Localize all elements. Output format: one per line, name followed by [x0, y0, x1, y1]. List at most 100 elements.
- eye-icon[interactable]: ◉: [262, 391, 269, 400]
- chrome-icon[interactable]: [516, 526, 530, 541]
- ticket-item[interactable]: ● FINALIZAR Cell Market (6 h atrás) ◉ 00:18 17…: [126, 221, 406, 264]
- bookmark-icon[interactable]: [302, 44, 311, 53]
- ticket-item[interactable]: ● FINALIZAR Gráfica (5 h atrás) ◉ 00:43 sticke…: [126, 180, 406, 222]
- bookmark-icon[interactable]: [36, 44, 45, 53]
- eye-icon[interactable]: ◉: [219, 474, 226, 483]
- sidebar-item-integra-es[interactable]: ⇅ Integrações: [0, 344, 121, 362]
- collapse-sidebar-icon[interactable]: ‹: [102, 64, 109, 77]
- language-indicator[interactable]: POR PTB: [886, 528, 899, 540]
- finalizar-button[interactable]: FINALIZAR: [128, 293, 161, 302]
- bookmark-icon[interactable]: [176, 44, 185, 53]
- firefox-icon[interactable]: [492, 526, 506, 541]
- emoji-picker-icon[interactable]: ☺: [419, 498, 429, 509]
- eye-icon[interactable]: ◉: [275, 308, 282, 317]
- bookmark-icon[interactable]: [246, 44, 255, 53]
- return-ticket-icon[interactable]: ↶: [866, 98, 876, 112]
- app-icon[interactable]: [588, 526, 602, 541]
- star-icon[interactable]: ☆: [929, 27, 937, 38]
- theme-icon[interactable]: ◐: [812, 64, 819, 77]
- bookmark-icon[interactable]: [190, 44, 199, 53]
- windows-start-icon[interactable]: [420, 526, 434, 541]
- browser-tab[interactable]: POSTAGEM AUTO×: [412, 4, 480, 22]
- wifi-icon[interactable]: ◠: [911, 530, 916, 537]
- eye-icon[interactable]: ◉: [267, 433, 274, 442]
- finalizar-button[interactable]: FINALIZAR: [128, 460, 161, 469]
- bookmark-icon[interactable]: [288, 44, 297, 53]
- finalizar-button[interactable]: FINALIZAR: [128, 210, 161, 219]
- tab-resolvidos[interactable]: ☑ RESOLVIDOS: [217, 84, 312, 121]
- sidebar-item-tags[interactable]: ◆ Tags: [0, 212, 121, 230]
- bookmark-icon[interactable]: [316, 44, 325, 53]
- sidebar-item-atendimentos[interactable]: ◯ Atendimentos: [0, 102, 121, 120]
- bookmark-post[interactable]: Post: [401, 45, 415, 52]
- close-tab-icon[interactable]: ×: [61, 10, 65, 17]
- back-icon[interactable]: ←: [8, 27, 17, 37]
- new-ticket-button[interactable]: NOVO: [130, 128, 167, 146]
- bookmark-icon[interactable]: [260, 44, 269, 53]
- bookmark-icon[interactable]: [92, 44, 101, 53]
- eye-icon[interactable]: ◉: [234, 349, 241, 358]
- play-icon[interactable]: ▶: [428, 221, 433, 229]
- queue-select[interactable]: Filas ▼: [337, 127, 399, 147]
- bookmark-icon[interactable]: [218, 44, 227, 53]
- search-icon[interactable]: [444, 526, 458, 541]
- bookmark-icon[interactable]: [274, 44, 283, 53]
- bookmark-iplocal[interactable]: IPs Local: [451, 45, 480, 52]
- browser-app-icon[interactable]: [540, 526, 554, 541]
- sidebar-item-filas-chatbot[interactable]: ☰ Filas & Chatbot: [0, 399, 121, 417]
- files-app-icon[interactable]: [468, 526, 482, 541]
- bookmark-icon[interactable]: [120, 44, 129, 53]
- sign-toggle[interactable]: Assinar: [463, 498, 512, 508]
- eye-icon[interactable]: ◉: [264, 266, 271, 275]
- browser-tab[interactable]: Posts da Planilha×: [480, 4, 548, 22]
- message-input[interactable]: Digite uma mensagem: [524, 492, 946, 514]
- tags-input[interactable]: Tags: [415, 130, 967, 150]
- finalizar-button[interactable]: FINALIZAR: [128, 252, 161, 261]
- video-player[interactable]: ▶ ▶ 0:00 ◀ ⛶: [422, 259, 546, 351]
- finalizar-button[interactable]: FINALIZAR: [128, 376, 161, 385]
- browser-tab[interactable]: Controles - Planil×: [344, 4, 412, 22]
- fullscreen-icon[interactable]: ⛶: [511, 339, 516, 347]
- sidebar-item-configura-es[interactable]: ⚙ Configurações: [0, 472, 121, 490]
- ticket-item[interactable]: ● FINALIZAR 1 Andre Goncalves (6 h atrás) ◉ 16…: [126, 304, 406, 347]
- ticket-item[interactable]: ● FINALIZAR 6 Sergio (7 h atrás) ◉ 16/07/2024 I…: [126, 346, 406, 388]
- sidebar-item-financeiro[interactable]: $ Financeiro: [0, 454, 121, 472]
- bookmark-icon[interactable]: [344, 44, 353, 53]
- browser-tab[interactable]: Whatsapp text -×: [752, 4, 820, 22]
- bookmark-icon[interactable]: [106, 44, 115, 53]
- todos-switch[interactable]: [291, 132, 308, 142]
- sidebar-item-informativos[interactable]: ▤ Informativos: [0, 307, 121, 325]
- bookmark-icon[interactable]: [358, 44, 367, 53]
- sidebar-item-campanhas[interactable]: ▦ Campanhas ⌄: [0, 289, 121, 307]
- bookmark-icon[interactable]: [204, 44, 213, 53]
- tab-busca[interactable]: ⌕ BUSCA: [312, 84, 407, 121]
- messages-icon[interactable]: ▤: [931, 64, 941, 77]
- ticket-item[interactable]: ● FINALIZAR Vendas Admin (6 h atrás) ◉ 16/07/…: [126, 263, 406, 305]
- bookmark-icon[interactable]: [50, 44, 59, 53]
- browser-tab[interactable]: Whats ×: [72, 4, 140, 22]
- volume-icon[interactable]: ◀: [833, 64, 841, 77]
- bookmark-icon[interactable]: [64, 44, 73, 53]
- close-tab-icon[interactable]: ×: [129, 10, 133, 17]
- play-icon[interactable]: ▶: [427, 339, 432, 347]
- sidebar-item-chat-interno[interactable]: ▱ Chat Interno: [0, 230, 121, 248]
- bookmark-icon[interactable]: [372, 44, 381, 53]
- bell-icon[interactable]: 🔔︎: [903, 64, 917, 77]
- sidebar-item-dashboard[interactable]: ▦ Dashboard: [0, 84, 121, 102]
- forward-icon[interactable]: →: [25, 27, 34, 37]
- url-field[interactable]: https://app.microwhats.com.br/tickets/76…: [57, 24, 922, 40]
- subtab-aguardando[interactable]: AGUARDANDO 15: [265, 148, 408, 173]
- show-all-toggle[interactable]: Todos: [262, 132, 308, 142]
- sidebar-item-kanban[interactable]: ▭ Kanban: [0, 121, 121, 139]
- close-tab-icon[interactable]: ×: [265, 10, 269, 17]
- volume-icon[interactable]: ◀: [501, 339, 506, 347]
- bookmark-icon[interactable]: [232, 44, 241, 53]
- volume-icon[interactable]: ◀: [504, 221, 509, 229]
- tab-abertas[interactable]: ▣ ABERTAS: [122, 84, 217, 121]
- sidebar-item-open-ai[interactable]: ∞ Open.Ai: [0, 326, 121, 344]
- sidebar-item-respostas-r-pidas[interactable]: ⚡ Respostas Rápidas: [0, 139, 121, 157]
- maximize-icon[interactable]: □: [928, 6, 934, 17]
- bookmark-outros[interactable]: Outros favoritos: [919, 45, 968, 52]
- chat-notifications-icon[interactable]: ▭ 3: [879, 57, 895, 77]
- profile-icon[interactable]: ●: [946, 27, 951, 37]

━━━━

**EXERCISE DESCRIPTION**. Copy every line of the listing above without changing anything.

**THE REPLY**.
Localize all elements. Output format: one per line, name followed by [x0, y0, x1, y1]. List at most 100 elements.
- eye-icon[interactable]: ◉: [262, 391, 269, 400]
- chrome-icon[interactable]: [516, 526, 530, 541]
- ticket-item[interactable]: ● FINALIZAR Cell Market (6 h atrás) ◉ 00:18 17…: [126, 221, 406, 264]
- bookmark-icon[interactable]: [302, 44, 311, 53]
- ticket-item[interactable]: ● FINALIZAR Gráfica (5 h atrás) ◉ 00:43 sticke…: [126, 180, 406, 222]
- bookmark-icon[interactable]: [36, 44, 45, 53]
- eye-icon[interactable]: ◉: [219, 474, 226, 483]
- sidebar-item-integra-es[interactable]: ⇅ Integrações: [0, 344, 121, 362]
- collapse-sidebar-icon[interactable]: ‹: [102, 64, 109, 77]
- language-indicator[interactable]: POR PTB: [886, 528, 899, 540]
- finalizar-button[interactable]: FINALIZAR: [128, 293, 161, 302]
- bookmark-icon[interactable]: [176, 44, 185, 53]
- firefox-icon[interactable]: [492, 526, 506, 541]
- emoji-picker-icon[interactable]: ☺: [419, 498, 429, 509]
- eye-icon[interactable]: ◉: [275, 308, 282, 317]
- bookmark-icon[interactable]: [246, 44, 255, 53]
- return-ticket-icon[interactable]: ↶: [866, 98, 876, 112]
- app-icon[interactable]: [588, 526, 602, 541]
- star-icon[interactable]: ☆: [929, 27, 937, 38]
- theme-icon[interactable]: ◐: [812, 64, 819, 77]
- bookmark-icon[interactable]: [190, 44, 199, 53]
- windows-start-icon[interactable]: [420, 526, 434, 541]
- browser-tab[interactable]: POSTAGEM AUTO×: [412, 4, 480, 22]
- wifi-icon[interactable]: ◠: [911, 530, 916, 537]
- eye-icon[interactable]: ◉: [267, 433, 274, 442]
- finalizar-button[interactable]: FINALIZAR: [128, 460, 161, 469]
- bookmark-icon[interactable]: [288, 44, 297, 53]
- finalizar-button[interactable]: FINALIZAR: [128, 210, 161, 219]
- tab-resolvidos[interactable]: ☑ RESOLVIDOS: [217, 84, 312, 121]
- sidebar-item-tags[interactable]: ◆ Tags: [0, 212, 121, 230]
- bookmark-icon[interactable]: [316, 44, 325, 53]
- sidebar-item-atendimentos[interactable]: ◯ Atendimentos: [0, 102, 121, 120]
- bookmark-post[interactable]: Post: [401, 45, 415, 52]
- close-tab-icon[interactable]: ×: [61, 10, 65, 17]
- back-icon[interactable]: ←: [8, 27, 17, 37]
- new-ticket-button[interactable]: NOVO: [130, 128, 167, 146]
- bookmark-icon[interactable]: [260, 44, 269, 53]
- bookmark-icon[interactable]: [92, 44, 101, 53]
- eye-icon[interactable]: ◉: [234, 349, 241, 358]
- play-icon[interactable]: ▶: [428, 221, 433, 229]
- queue-select[interactable]: Filas ▼: [337, 127, 399, 147]
- bookmark-icon[interactable]: [218, 44, 227, 53]
- search-icon[interactable]: [444, 526, 458, 541]
- bookmark-icon[interactable]: [274, 44, 283, 53]
- bookmark-iplocal[interactable]: IPs Local: [451, 45, 480, 52]
- browser-app-icon[interactable]: [540, 526, 554, 541]
- sidebar-item-filas-chatbot[interactable]: ☰ Filas & Chatbot: [0, 399, 121, 417]
- files-app-icon[interactable]: [468, 526, 482, 541]
- bookmark-icon[interactable]: [120, 44, 129, 53]
- sign-toggle[interactable]: Assinar: [463, 498, 512, 508]
- eye-icon[interactable]: ◉: [264, 266, 271, 275]
- browser-tab[interactable]: Posts da Planilha×: [480, 4, 548, 22]
- message-input[interactable]: Digite uma mensagem: [524, 492, 946, 514]
- tags-input[interactable]: Tags: [415, 130, 967, 150]
- finalizar-button[interactable]: FINALIZAR: [128, 252, 161, 261]
- video-player[interactable]: ▶ ▶ 0:00 ◀ ⛶: [422, 259, 546, 351]
- finalizar-button[interactable]: FINALIZAR: [128, 376, 161, 385]
- browser-tab[interactable]: Controles - Planil×: [344, 4, 412, 22]
- fullscreen-icon[interactable]: ⛶: [511, 339, 516, 347]
- sidebar-item-configura-es[interactable]: ⚙ Configurações: [0, 472, 121, 490]
- ticket-item[interactable]: ● FINALIZAR 1 Andre Goncalves (6 h atrás) ◉ 16…: [126, 304, 406, 347]
- ticket-item[interactable]: ● FINALIZAR 6 Sergio (7 h atrás) ◉ 16/07/2024 I…: [126, 346, 406, 388]
- sidebar-item-financeiro[interactable]: $ Financeiro: [0, 454, 121, 472]
- bookmark-icon[interactable]: [344, 44, 353, 53]
- browser-tab[interactable]: Whatsapp text -×: [752, 4, 820, 22]
- bookmark-icon[interactable]: [106, 44, 115, 53]
- todos-switch[interactable]: [291, 132, 308, 142]
- sidebar-item-informativos[interactable]: ▤ Informativos: [0, 307, 121, 325]
- bookmark-icon[interactable]: [358, 44, 367, 53]
- sidebar-item-campanhas[interactable]: ▦ Campanhas ⌄: [0, 289, 121, 307]
- bookmark-icon[interactable]: [204, 44, 213, 53]
- tab-busca[interactable]: ⌕ BUSCA: [312, 84, 407, 121]
- messages-icon[interactable]: ▤: [931, 64, 941, 77]
- ticket-item[interactable]: ● FINALIZAR Vendas Admin (6 h atrás) ◉ 16/07/…: [126, 263, 406, 305]
- bookmark-icon[interactable]: [50, 44, 59, 53]
- browser-tab[interactable]: Whats ×: [72, 4, 140, 22]
- volume-icon[interactable]: ◀: [833, 64, 841, 77]
- bookmark-icon[interactable]: [64, 44, 73, 53]
- close-tab-icon[interactable]: ×: [129, 10, 133, 17]
- play-icon[interactable]: ▶: [427, 339, 432, 347]
- sidebar-item-chat-interno[interactable]: ▱ Chat Interno: [0, 230, 121, 248]
- bookmark-icon[interactable]: [372, 44, 381, 53]
- bell-icon[interactable]: 🔔︎: [903, 64, 917, 77]
- sidebar-item-dashboard[interactable]: ▦ Dashboard: [0, 84, 121, 102]
- forward-icon[interactable]: →: [25, 27, 34, 37]
- url-field[interactable]: https://app.microwhats.com.br/tickets/76…: [57, 24, 922, 40]
- subtab-aguardando[interactable]: AGUARDANDO 15: [265, 148, 408, 173]
- show-all-toggle[interactable]: Todos: [262, 132, 308, 142]
- sidebar-item-kanban[interactable]: ▭ Kanban: [0, 121, 121, 139]
- close-tab-icon[interactable]: ×: [265, 10, 269, 17]
- volume-icon[interactable]: ◀: [501, 339, 506, 347]
- bookmark-icon[interactable]: [232, 44, 241, 53]
- volume-icon[interactable]: ◀: [504, 221, 509, 229]
- tab-abertas[interactable]: ▣ ABERTAS: [122, 84, 217, 121]
- sidebar-item-open-ai[interactable]: ∞ Open.Ai: [0, 326, 121, 344]
- sidebar-item-respostas-r-pidas[interactable]: ⚡ Respostas Rápidas: [0, 139, 121, 157]
- maximize-icon[interactable]: □: [928, 6, 934, 17]
- bookmark-outros[interactable]: Outros favoritos: [919, 45, 968, 52]
- chat-notifications-icon[interactable]: ▭ 3: [879, 57, 895, 77]
- profile-icon[interactable]: ●: [946, 27, 951, 37]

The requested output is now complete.